* Records from a collection of figures *
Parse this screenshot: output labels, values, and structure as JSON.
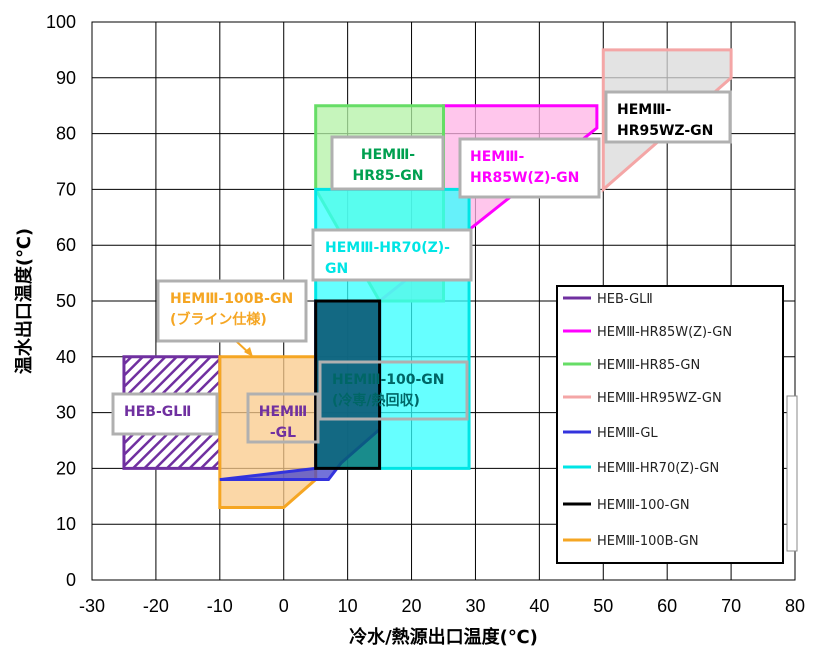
{
  "chart_data": {
    "type": "area",
    "xlabel": "冷水/熱源出口温度(℃)",
    "ylabel": "温水出口温度(℃)",
    "xlim": [
      -30,
      80
    ],
    "ylim": [
      0,
      100
    ],
    "xticks": [
      "-30",
      "-20",
      "-10",
      "0",
      "10",
      "20",
      "30",
      "40",
      "50",
      "60",
      "70",
      "80"
    ],
    "yticks": [
      "0",
      "10",
      "20",
      "30",
      "40",
      "50",
      "60",
      "70",
      "80",
      "90",
      "100"
    ],
    "grid": true,
    "legend_position": "right",
    "series": [
      {
        "name": "HEB-GLⅡ",
        "color": "#7030a0",
        "fill": "hatch",
        "polygon": [
          [
            -25,
            20
          ],
          [
            -10,
            20
          ],
          [
            -10,
            40
          ],
          [
            -25,
            40
          ]
        ]
      },
      {
        "name": "HEMⅢ-HR85W(Z)-GN",
        "color": "#ff00ff",
        "fill": "#ffb3e6",
        "polygon": [
          [
            25,
            85
          ],
          [
            49,
            85
          ],
          [
            49,
            81
          ],
          [
            15,
            50
          ],
          [
            25,
            50
          ]
        ]
      },
      {
        "name": "HEMⅢ-HR85-GN",
        "color": "#66dd66",
        "fill": "#b3f2a6",
        "polygon": [
          [
            5,
            85
          ],
          [
            25,
            85
          ],
          [
            25,
            50
          ],
          [
            15,
            50
          ],
          [
            5,
            70
          ]
        ]
      },
      {
        "name": "HEMⅢ-HR95WZ-GN",
        "color": "#f4a6a6",
        "fill": "#d9d9d9",
        "polygon": [
          [
            50,
            95
          ],
          [
            70,
            95
          ],
          [
            70,
            90
          ],
          [
            50,
            70
          ]
        ]
      },
      {
        "name": "HEMⅢ-GL",
        "color": "#3333dd",
        "fill": "#4444cc",
        "polygon": [
          [
            -10,
            18
          ],
          [
            7,
            18
          ],
          [
            9,
            21
          ],
          [
            15,
            27
          ],
          [
            15,
            50
          ],
          [
            5,
            50
          ],
          [
            5,
            20
          ]
        ]
      },
      {
        "name": "HEMⅢ-HR70(Z)-GN",
        "color": "#00e5e5",
        "fill": "#33ffff",
        "polygon": [
          [
            5,
            20
          ],
          [
            29,
            20
          ],
          [
            29,
            70
          ],
          [
            5,
            70
          ]
        ]
      },
      {
        "name": "HEMⅢ-100-GN",
        "color": "#000000",
        "fill": "#006666",
        "polygon": [
          [
            5,
            20
          ],
          [
            15,
            20
          ],
          [
            15,
            50
          ],
          [
            5,
            50
          ]
        ]
      },
      {
        "name": "HEMⅢ-100B-GN",
        "color": "#f5a623",
        "fill": "#f9c98a",
        "polygon": [
          [
            -10,
            13
          ],
          [
            0,
            13
          ],
          [
            5,
            18
          ],
          [
            5,
            40
          ],
          [
            -10,
            40
          ]
        ]
      }
    ],
    "annotations": [
      {
        "lines": [
          "HEB-GLⅡ"
        ],
        "color": "#7030a0"
      },
      {
        "lines": [
          "HEMⅢ",
          "-GL"
        ],
        "color": "#7030a0"
      },
      {
        "lines": [
          "HEMⅢ-100B-GN",
          "(ブライン仕様)"
        ],
        "color": "#f5a623"
      },
      {
        "lines": [
          "HEMⅢ-",
          "HR85-GN"
        ],
        "color": "#00a050"
      },
      {
        "lines": [
          "HEMⅢ-",
          "HR85W(Z)-GN"
        ],
        "color": "#ff00ff"
      },
      {
        "lines": [
          "HEMⅢ-",
          "HR95WZ-GN"
        ],
        "color": "#000000"
      },
      {
        "lines": [
          "HEMⅢ-HR70(Z)-",
          "GN"
        ],
        "color": "#00e5e5"
      },
      {
        "lines": [
          "HEMⅢ-100-GN",
          "(冷専/熱回収)"
        ],
        "color": "#006666"
      }
    ]
  }
}
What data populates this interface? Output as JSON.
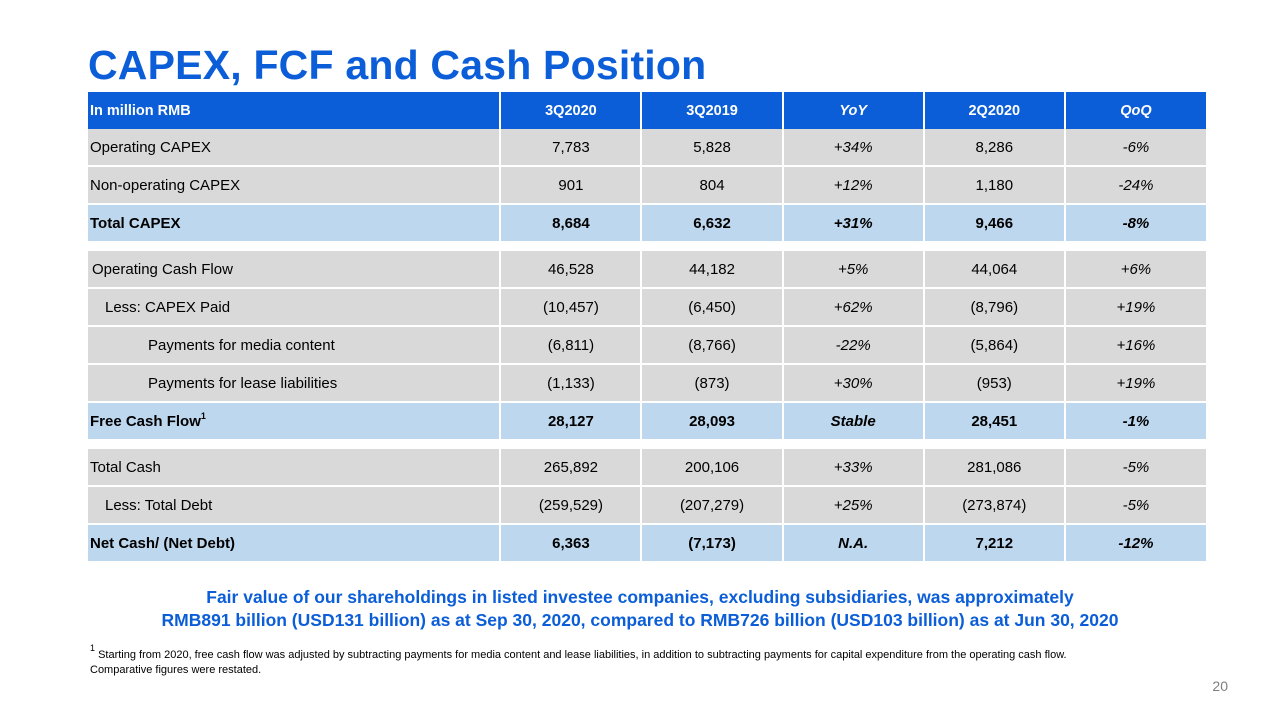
{
  "title": "CAPEX, FCF and Cash Position",
  "table": {
    "headers": [
      "In million RMB",
      "3Q2020",
      "3Q2019",
      "YoY",
      "2Q2020",
      "QoQ"
    ],
    "capex_rows": [
      {
        "label": "Operating CAPEX",
        "values": [
          "7,783",
          "5,828",
          "+34%",
          "8,286",
          "-6%"
        ]
      },
      {
        "label": "Non-operating CAPEX",
        "values": [
          "901",
          "804",
          "+12%",
          "1,180",
          "-24%"
        ]
      },
      {
        "label": "Total CAPEX",
        "values": [
          "8,684",
          "6,632",
          "+31%",
          "9,466",
          "-8%"
        ]
      }
    ],
    "fcf_rows": [
      {
        "label": "Operating Cash Flow",
        "values": [
          "46,528",
          "44,182",
          "+5%",
          "44,064",
          "+6%"
        ]
      },
      {
        "label": "Less: CAPEX Paid",
        "values": [
          "(10,457)",
          "(6,450)",
          "+62%",
          "(8,796)",
          "+19%"
        ]
      },
      {
        "label": "Payments for media content",
        "values": [
          "(6,811)",
          "(8,766)",
          "-22%",
          "(5,864)",
          "+16%"
        ]
      },
      {
        "label": "Payments for lease liabilities",
        "values": [
          "(1,133)",
          "(873)",
          "+30%",
          "(953)",
          "+19%"
        ]
      },
      {
        "label": "Free Cash Flow",
        "sup": "1",
        "values": [
          "28,127",
          "28,093",
          "Stable",
          "28,451",
          "-1%"
        ]
      }
    ],
    "cash_rows": [
      {
        "label": "Total Cash",
        "values": [
          "265,892",
          "200,106",
          "+33%",
          "281,086",
          "-5%"
        ]
      },
      {
        "label": "Less: Total Debt",
        "values": [
          "(259,529)",
          "(207,279)",
          "+25%",
          "(273,874)",
          "-5%"
        ]
      },
      {
        "label": "Net Cash/ (Net Debt)",
        "values": [
          "6,363",
          "(7,173)",
          "N.A.",
          "7,212",
          "-12%"
        ]
      }
    ]
  },
  "note_line1": "Fair value of our shareholdings in listed investee companies, excluding subsidiaries, was approximately",
  "note_line2": "RMB891 billion (USD131 billion) as at Sep 30, 2020, compared to RMB726 billion (USD103 billion) as at Jun 30, 2020",
  "footnote_marker": "1",
  "footnote_line1": "Starting from 2020, free cash flow was adjusted by subtracting payments for media content and lease liabilities, in addition to subtracting payments for capital expenditure from the operating cash flow.",
  "footnote_line2": "Comparative figures were restated.",
  "page_number": "20",
  "colors": {
    "accent": "#0b5ed7",
    "row_grey": "#d9d9d9",
    "row_total": "#bdd7ee"
  }
}
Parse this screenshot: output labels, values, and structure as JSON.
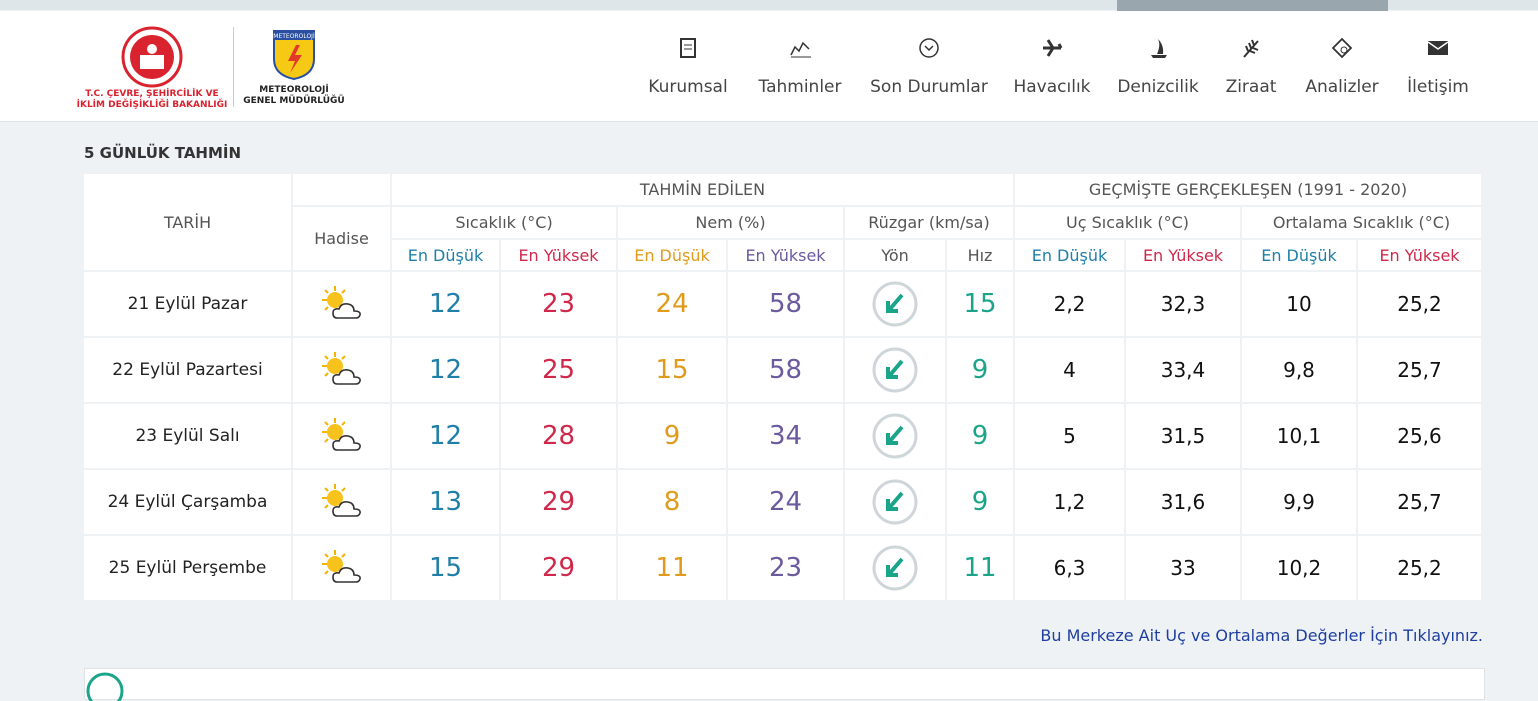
{
  "header": {
    "ministry_logo": {
      "line1": "T.C. ÇEVRE, ŞEHİRCİLİK VE",
      "line2": "İKLİM DEĞİŞİKLİĞİ BAKANLIĞI"
    },
    "mgm_logo": {
      "badge": "METEOROLOJİ",
      "line1": "METEOROLOJİ",
      "line2": "GENEL MÜDÜRLÜĞÜ"
    },
    "nav": [
      "Kurumsal",
      "Tahminler",
      "Son Durumlar",
      "Havacılık",
      "Denizcilik",
      "Ziraat",
      "Analizler",
      "İletişim"
    ]
  },
  "forecast": {
    "title": "5 GÜNLÜK TAHMİN",
    "headers": {
      "date": "TARİH",
      "event": "Hadise",
      "forecast_group": "TAHMİN EDİLEN",
      "history_group": "GEÇMİŞTE GERÇEKLEŞEN (1991 - 2020)",
      "temperature": "Sıcaklık (°C)",
      "humidity": "Nem (%)",
      "wind": "Rüzgar (km/sa)",
      "extreme_temp": "Uç Sıcaklık (°C)",
      "avg_temp": "Ortalama Sıcaklık (°C)",
      "min": "En Düşük",
      "max": "En Yüksek",
      "direction": "Yön",
      "speed": "Hız"
    },
    "rows": [
      [
        "21 Eylül Pazar",
        "12",
        "23",
        "24",
        "58",
        "15",
        "2,2",
        "32,3",
        "10",
        "25,2"
      ],
      [
        "22 Eylül Pazartesi",
        "12",
        "25",
        "15",
        "58",
        "9",
        "4",
        "33,4",
        "9,8",
        "25,7"
      ],
      [
        "23 Eylül Salı",
        "12",
        "28",
        "9",
        "34",
        "9",
        "5",
        "31,5",
        "10,1",
        "25,6"
      ],
      [
        "24 Eylül Çarşamba",
        "13",
        "29",
        "8",
        "24",
        "9",
        "1,2",
        "31,6",
        "9,9",
        "25,7"
      ],
      [
        "25 Eylül Perşembe",
        "15",
        "29",
        "11",
        "23",
        "11",
        "6,3",
        "33",
        "10,2",
        "25,2"
      ]
    ]
  },
  "link": "Bu Merkeze Ait Uç ve Ortalama Değerler İçin Tıklayınız."
}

* Directive *
Using the material above, state how many lines include the string "lease". Answer with a single number.

* Response to the task *
2